__Exercise requirements__
Your task is to copy every line of the entries that contains "Registration".

Dataset records:
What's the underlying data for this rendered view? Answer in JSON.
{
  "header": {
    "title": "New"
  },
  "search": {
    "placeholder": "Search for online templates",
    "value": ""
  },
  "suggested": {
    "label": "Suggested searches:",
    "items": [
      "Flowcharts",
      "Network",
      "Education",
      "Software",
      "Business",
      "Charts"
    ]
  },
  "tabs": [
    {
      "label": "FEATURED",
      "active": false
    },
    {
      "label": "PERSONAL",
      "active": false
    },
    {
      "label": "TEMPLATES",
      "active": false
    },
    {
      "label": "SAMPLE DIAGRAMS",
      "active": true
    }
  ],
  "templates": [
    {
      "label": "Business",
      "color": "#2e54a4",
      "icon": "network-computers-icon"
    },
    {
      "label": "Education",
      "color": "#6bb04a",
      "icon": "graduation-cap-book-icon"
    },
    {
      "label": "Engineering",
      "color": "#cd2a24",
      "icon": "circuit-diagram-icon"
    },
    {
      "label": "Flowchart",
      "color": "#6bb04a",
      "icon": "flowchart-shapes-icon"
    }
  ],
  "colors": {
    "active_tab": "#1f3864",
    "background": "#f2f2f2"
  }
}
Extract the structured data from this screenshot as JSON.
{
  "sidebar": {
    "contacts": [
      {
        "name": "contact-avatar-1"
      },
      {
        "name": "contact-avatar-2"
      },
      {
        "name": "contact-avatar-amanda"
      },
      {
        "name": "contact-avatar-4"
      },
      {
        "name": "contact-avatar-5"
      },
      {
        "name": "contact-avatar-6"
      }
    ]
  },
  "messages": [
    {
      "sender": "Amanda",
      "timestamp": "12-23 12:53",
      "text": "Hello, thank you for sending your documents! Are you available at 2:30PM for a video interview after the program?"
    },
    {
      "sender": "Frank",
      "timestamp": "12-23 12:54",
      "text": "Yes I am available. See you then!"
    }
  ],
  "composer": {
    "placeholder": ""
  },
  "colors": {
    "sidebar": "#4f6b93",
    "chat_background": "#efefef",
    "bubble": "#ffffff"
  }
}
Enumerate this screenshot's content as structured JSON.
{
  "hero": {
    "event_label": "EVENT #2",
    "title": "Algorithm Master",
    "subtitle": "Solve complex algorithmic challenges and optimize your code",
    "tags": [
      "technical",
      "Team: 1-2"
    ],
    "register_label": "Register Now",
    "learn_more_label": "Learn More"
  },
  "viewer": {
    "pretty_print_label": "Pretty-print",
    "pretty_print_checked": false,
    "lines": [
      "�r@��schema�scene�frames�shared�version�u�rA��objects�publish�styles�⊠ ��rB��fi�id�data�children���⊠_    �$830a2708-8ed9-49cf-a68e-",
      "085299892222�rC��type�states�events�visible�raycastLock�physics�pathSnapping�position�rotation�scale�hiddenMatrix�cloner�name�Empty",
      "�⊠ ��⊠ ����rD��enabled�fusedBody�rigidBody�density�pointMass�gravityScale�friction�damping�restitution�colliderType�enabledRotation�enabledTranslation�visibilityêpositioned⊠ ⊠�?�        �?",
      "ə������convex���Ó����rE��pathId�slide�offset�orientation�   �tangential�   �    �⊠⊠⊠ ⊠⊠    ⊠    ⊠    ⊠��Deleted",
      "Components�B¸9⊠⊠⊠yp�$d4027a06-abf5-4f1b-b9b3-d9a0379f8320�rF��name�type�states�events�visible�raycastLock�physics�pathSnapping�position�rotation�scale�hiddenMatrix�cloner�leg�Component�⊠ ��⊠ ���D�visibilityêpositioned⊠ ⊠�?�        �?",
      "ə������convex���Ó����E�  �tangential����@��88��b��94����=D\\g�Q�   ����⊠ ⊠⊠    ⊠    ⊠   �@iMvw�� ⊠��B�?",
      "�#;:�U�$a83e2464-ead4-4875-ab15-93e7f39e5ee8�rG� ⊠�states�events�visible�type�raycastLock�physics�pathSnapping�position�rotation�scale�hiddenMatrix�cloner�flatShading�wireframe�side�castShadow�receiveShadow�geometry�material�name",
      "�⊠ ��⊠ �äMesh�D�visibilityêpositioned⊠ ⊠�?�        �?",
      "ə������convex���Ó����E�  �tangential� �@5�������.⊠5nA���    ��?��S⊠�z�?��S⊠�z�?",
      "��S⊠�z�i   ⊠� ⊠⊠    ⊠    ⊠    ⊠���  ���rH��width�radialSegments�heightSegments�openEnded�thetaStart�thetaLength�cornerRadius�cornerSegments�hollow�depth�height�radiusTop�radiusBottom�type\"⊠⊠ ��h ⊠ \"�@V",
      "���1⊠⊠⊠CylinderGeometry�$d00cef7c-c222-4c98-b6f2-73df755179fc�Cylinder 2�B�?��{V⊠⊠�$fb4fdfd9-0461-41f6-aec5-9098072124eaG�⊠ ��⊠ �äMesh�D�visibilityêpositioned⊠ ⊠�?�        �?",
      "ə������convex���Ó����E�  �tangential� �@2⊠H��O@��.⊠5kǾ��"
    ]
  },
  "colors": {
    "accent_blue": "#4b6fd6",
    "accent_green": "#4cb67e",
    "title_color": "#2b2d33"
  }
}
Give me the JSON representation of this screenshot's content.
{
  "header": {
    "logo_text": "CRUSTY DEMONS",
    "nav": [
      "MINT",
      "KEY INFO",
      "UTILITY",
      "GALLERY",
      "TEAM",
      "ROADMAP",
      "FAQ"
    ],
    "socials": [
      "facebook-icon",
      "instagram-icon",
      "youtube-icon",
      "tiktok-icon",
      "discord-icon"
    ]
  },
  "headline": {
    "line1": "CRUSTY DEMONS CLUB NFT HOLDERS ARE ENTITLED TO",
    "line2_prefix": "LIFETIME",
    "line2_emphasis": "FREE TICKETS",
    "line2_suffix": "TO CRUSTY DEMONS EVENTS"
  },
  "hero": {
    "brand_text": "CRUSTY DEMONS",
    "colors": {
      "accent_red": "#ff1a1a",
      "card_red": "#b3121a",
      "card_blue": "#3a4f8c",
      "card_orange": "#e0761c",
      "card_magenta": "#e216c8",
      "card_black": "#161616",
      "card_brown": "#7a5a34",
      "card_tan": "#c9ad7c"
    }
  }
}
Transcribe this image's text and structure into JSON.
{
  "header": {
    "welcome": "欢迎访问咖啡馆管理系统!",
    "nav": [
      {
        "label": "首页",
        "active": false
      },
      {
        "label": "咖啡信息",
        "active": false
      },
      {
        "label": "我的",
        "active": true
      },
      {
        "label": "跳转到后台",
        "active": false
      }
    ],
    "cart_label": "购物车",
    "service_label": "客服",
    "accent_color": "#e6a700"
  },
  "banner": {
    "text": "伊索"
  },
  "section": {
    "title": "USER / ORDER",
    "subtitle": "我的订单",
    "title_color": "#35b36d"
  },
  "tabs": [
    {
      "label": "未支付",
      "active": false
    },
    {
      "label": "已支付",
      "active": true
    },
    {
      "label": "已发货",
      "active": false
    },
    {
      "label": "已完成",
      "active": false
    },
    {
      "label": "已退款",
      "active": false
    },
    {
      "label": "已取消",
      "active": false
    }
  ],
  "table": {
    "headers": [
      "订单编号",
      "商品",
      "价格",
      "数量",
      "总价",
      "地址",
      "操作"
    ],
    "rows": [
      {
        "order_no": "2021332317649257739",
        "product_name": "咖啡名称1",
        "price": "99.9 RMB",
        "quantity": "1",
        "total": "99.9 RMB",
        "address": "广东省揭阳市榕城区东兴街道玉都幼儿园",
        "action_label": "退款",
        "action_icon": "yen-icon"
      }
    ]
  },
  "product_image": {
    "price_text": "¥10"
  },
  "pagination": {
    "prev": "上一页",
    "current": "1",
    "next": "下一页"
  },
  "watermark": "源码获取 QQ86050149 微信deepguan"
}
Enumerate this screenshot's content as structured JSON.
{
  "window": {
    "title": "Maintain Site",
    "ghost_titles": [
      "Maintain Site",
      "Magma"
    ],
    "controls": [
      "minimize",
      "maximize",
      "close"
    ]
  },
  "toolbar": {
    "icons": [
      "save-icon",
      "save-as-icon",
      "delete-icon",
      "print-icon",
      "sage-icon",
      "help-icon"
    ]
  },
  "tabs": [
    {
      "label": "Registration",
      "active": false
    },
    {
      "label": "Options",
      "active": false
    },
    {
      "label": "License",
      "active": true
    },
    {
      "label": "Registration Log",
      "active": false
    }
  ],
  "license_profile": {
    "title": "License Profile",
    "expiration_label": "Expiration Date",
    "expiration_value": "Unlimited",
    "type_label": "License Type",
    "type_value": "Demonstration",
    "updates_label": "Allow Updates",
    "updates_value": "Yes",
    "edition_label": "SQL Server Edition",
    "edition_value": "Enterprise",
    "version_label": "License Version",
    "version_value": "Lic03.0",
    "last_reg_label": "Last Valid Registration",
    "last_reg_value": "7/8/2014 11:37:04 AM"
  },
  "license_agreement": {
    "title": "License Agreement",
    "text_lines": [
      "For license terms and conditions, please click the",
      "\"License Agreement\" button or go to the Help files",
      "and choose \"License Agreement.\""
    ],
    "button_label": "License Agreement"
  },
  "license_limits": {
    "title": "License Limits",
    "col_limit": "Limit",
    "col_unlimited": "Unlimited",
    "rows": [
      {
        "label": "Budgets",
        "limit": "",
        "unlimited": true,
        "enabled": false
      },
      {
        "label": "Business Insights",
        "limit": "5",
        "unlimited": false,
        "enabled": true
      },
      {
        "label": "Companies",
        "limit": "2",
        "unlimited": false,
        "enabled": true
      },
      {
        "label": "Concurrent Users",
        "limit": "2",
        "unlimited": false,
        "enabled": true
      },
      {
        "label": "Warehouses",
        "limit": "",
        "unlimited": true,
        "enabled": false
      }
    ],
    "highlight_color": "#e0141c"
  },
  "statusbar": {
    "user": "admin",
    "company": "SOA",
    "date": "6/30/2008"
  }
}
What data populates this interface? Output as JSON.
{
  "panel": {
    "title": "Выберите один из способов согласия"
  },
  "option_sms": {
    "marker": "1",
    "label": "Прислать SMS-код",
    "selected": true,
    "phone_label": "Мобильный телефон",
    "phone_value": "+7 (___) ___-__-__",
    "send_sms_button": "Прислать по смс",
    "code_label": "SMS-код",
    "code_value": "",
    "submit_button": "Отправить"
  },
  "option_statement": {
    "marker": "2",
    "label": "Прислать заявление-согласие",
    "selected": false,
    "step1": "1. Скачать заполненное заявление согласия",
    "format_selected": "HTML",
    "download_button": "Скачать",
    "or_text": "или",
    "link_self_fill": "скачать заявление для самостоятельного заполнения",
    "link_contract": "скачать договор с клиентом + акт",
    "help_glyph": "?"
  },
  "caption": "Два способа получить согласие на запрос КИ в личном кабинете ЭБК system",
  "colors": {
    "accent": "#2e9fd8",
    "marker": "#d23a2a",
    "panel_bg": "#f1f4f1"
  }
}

__The reply__
      "label": "Registration",
      "label": "Registration Log",
    "last_reg_label": "Last Valid Registration",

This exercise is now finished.